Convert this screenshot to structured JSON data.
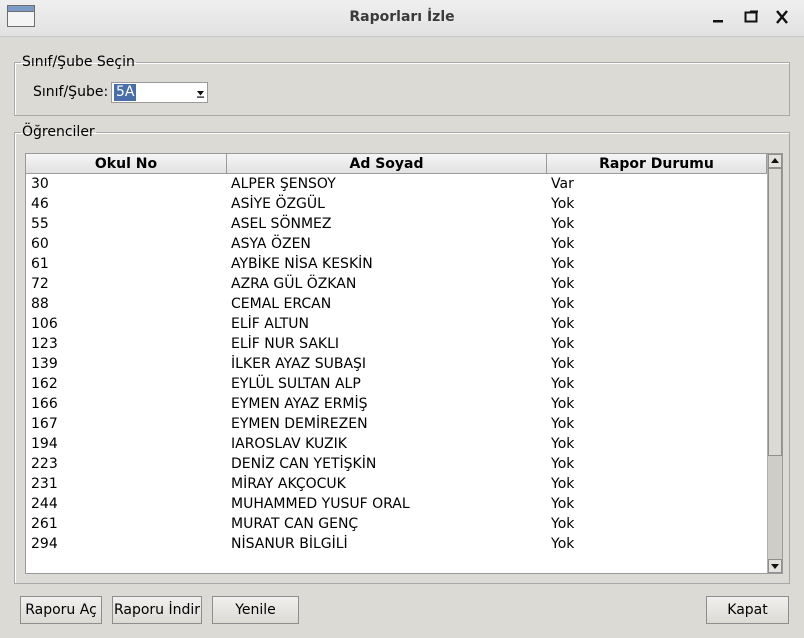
{
  "window": {
    "title": "Raporları İzle"
  },
  "class_group": {
    "legend": "Sınıf/Şube Seçin",
    "label": "Sınıf/Şube:",
    "selected": "5A"
  },
  "students_group": {
    "legend": "Öğrenciler"
  },
  "table": {
    "columns": [
      "Okul No",
      "Ad Soyad",
      "Rapor Durumu"
    ],
    "rows": [
      {
        "no": "30",
        "name": "ALPER ŞENSOY",
        "status": "Var"
      },
      {
        "no": "46",
        "name": "ASİYE ÖZGÜL",
        "status": "Yok"
      },
      {
        "no": "55",
        "name": "ASEL SÖNMEZ",
        "status": "Yok"
      },
      {
        "no": "60",
        "name": "ASYA ÖZEN",
        "status": "Yok"
      },
      {
        "no": "61",
        "name": "AYBİKE NİSA KESKİN",
        "status": "Yok"
      },
      {
        "no": "72",
        "name": "AZRA GÜL ÖZKAN",
        "status": "Yok"
      },
      {
        "no": "88",
        "name": "CEMAL ERCAN",
        "status": "Yok"
      },
      {
        "no": "106",
        "name": "ELİF ALTUN",
        "status": "Yok"
      },
      {
        "no": "123",
        "name": "ELİF NUR SAKLI",
        "status": "Yok"
      },
      {
        "no": "139",
        "name": "İLKER AYAZ SUBAŞI",
        "status": "Yok"
      },
      {
        "no": "162",
        "name": "EYLÜL SULTAN ALP",
        "status": "Yok"
      },
      {
        "no": "166",
        "name": "EYMEN AYAZ ERMİŞ",
        "status": "Yok"
      },
      {
        "no": "167",
        "name": "EYMEN DEMİREZEN",
        "status": "Yok"
      },
      {
        "no": "194",
        "name": "IAROSLAV KUZIK",
        "status": "Yok"
      },
      {
        "no": "223",
        "name": "DENİZ CAN YETİŞKİN",
        "status": "Yok"
      },
      {
        "no": "231",
        "name": "MİRAY AKÇOCUK",
        "status": "Yok"
      },
      {
        "no": "244",
        "name": "MUHAMMED YUSUF ORAL",
        "status": "Yok"
      },
      {
        "no": "261",
        "name": "MURAT CAN GENÇ",
        "status": "Yok"
      },
      {
        "no": "294",
        "name": "NİSANUR BİLGİLİ",
        "status": "Yok"
      }
    ]
  },
  "buttons": {
    "open": "Raporu Aç",
    "download": "Raporu İndir",
    "refresh": "Yenile",
    "close": "Kapat"
  },
  "colors": {
    "window_bg": "#dcdad5",
    "selection": "#4a6ea9"
  },
  "icons": {
    "app": "window-icon",
    "minimize": "minimize-icon",
    "maximize": "maximize-icon",
    "close": "close-icon",
    "dropdown": "chevron-down-icon",
    "scroll_up": "arrow-up-icon",
    "scroll_down": "arrow-down-icon"
  }
}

_EXERCISE REQUIREMENTS_
Every line above should be returned word for word, with the pictures left behind.

_TASK OUTPUT_
Convert this screenshot to structured JSON data.
{
  "window": {
    "title": "Raporları İzle"
  },
  "class_group": {
    "legend": "Sınıf/Şube Seçin",
    "label": "Sınıf/Şube:",
    "selected": "5A"
  },
  "students_group": {
    "legend": "Öğrenciler"
  },
  "table": {
    "columns": [
      "Okul No",
      "Ad Soyad",
      "Rapor Durumu"
    ],
    "rows": [
      {
        "no": "30",
        "name": "ALPER ŞENSOY",
        "status": "Var"
      },
      {
        "no": "46",
        "name": "ASİYE ÖZGÜL",
        "status": "Yok"
      },
      {
        "no": "55",
        "name": "ASEL SÖNMEZ",
        "status": "Yok"
      },
      {
        "no": "60",
        "name": "ASYA ÖZEN",
        "status": "Yok"
      },
      {
        "no": "61",
        "name": "AYBİKE NİSA KESKİN",
        "status": "Yok"
      },
      {
        "no": "72",
        "name": "AZRA GÜL ÖZKAN",
        "status": "Yok"
      },
      {
        "no": "88",
        "name": "CEMAL ERCAN",
        "status": "Yok"
      },
      {
        "no": "106",
        "name": "ELİF ALTUN",
        "status": "Yok"
      },
      {
        "no": "123",
        "name": "ELİF NUR SAKLI",
        "status": "Yok"
      },
      {
        "no": "139",
        "name": "İLKER AYAZ SUBAŞI",
        "status": "Yok"
      },
      {
        "no": "162",
        "name": "EYLÜL SULTAN ALP",
        "status": "Yok"
      },
      {
        "no": "166",
        "name": "EYMEN AYAZ ERMİŞ",
        "status": "Yok"
      },
      {
        "no": "167",
        "name": "EYMEN DEMİREZEN",
        "status": "Yok"
      },
      {
        "no": "194",
        "name": "IAROSLAV KUZIK",
        "status": "Yok"
      },
      {
        "no": "223",
        "name": "DENİZ CAN YETİŞKİN",
        "status": "Yok"
      },
      {
        "no": "231",
        "name": "MİRAY AKÇOCUK",
        "status": "Yok"
      },
      {
        "no": "244",
        "name": "MUHAMMED YUSUF ORAL",
        "status": "Yok"
      },
      {
        "no": "261",
        "name": "MURAT CAN GENÇ",
        "status": "Yok"
      },
      {
        "no": "294",
        "name": "NİSANUR BİLGİLİ",
        "status": "Yok"
      }
    ]
  },
  "buttons": {
    "open": "Raporu Aç",
    "download": "Raporu İndir",
    "refresh": "Yenile",
    "close": "Kapat"
  },
  "colors": {
    "window_bg": "#dcdad5",
    "selection": "#4a6ea9"
  },
  "icons": {
    "app": "window-icon",
    "minimize": "minimize-icon",
    "maximize": "maximize-icon",
    "close": "close-icon",
    "dropdown": "chevron-down-icon",
    "scroll_up": "arrow-up-icon",
    "scroll_down": "arrow-down-icon"
  }
}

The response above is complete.